→ Passage to read
--*--

The third step of CRISP-DM is Data Preparation. For a dataset to be useful, it needs to be cleaned and transformed to a tabular form. The tabular form means that each row corresponds to exactly one observation. If our data is not in this shape, it cannot be used by most of the machine learning algorithms. Thus, we need to prepare the data such that it eventually can be converted to a matrix form and fed to a model.

Also, there could be different datasets that contain the needed information, and they may  not be homogenous. What this means is that we need to convert these datasets to some common format, which can be read by the model.

This step also includes Feature Engineering--the process of creating features that are most informative for the problem and describe the data in the best way.

Many data scientists say that they spend most of their time on this step when building Data Science applications. We will talk about this step in Chapter 2, Data Processing Toolbox and throughout the book.

The fourth step is Modeling. In this step, the data is already in the right shape and we feed it to different Machine Learning algorithms. This step also includes parameter tuning, feature selection, and selecting the best model.

Evaluation of the quality of the models from the machine learning point of view happens during this step. The most important thing to check is the ability to generalize, and this is typically done via cross validation. In this step, we also may want to go back to the previous step and do extra cleaning and feature engineering. The outcome is a model that is potentially useful for solving the problem defined in Step 1.

The fifth step is Evaluation. It includes evaluating the model from the business perspective--not from the machine learning perspective. This means that we need to perform a critical review of the results so far and plan the next steps. Does the model achieve what we want? Additionally, some of the findings may lead to reconsidering the initial question. After this step, we can go to the deployment step or re-iterate the process.

The, final, sixth step is Model Deployment. During this step, the produced model is added to the production, so the result is the model integrated to the live system. We will cover this step in Chapter 10Deploying Data Science Models.

Often, evaluation is hard because it is not always possible to say whether the model achieves the desired result or not. In these cases, the evaluation and deployment steps can be combined into one, the model is deployed and applied only to a part of users, and then the data for evaluating the model is collected. We will also briefly cover the ways of doing them, such as A/B testing and multi-armed bandits, in the last chapter of the book.

A running example

There will be many practical use cases throughout the book, sometimes a couple in each chapter. But we will also have a running example, building a search engine. This problem is interesting for a number of reasons:

  • It is fun
  • Business in almost any domain can benefit from a search engine
  • Many businesses already have text data; often it is not used effectively, and its use can be improved
  • Processing text requires a lot of effort, and it is useful to learn to do this effectively

We will try to keep it simple, yet, with this example, we will touch on all the technical parts of the data science process throughout the book:

  • Data Understanding: Which data can be useful for the problem? How can we obtain this data?

--*--

→ Provided material
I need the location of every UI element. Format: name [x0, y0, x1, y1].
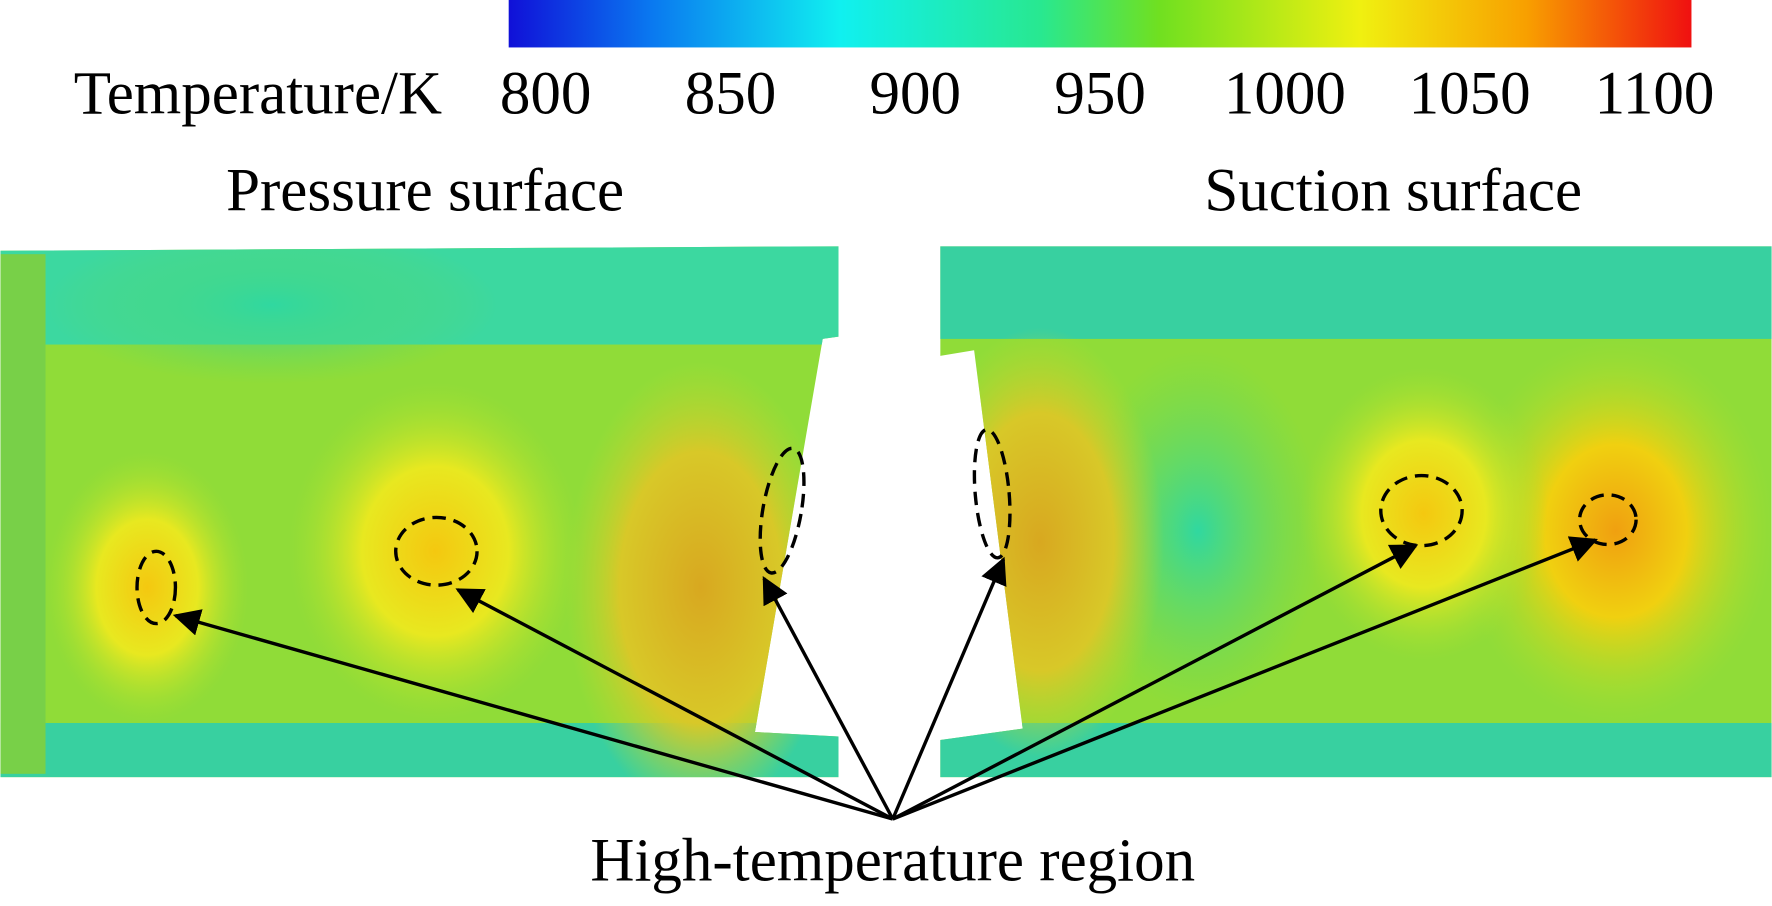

--*--

→ Challenge
Return the part of the CRISP-DM text starting with "The fourth step" and going on through "the best model.", copied word for word. The listing is separate material, unrelated to the CRISP-DM text.

→ Written response
The fourth step is Modeling. In this step, the data is already in the right shape and we feed it to different Machine Learning algorithms. This step also includes parameter tuning, feature selection, and selecting the best model.